Copy every line that holds "triangle".

[DATA SHOWN start]

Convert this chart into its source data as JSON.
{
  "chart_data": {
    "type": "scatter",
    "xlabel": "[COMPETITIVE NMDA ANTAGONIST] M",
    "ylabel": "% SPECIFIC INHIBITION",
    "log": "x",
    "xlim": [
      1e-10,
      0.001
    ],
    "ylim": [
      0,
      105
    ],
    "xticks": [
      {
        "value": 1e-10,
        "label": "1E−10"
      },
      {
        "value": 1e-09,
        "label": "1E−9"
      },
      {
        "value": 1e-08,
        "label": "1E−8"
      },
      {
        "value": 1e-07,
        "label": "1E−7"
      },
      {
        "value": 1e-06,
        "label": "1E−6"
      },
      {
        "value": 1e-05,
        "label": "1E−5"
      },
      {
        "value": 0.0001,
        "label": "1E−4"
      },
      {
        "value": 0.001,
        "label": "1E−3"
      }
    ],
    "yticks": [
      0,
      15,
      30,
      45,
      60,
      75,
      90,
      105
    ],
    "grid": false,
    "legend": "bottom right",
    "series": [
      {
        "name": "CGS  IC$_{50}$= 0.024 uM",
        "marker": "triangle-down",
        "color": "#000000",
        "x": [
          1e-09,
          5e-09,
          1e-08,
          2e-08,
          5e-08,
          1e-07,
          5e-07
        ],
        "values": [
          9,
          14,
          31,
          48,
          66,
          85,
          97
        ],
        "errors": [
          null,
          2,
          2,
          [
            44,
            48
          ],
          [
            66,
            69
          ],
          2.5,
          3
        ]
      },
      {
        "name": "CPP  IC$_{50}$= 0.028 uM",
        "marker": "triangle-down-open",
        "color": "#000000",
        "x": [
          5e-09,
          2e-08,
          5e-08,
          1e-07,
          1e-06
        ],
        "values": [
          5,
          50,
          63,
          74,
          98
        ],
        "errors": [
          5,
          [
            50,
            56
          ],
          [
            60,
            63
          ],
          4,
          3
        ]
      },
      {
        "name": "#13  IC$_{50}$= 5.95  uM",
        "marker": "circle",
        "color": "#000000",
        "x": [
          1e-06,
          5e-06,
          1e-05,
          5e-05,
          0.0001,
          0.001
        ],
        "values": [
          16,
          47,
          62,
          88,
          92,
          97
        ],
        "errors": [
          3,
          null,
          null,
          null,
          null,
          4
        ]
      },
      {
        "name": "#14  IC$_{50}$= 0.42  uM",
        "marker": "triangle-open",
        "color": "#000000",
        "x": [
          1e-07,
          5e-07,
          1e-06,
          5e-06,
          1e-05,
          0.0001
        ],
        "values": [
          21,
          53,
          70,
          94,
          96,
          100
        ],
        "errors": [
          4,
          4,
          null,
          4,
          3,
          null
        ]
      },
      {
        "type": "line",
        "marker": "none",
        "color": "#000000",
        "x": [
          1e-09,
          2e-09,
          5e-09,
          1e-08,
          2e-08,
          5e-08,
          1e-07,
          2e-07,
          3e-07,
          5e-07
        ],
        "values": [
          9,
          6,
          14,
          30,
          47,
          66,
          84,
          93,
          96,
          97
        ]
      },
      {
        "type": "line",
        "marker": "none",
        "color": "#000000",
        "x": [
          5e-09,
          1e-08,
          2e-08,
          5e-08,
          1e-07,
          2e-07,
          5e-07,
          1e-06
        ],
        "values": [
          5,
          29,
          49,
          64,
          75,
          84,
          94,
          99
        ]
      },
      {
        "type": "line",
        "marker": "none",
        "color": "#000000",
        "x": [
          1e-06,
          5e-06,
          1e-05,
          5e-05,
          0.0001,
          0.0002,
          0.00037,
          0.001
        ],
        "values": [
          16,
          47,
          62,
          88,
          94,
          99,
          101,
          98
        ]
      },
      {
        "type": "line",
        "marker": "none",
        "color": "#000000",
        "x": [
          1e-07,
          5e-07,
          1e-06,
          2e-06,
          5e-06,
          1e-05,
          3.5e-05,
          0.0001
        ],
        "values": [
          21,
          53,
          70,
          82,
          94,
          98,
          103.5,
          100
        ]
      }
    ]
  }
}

[DATA SHOWN end]

• **RESULT**:
        "marker": "triangle-down",
        "marker": "triangle-down-open",
        "marker": "triangle-open",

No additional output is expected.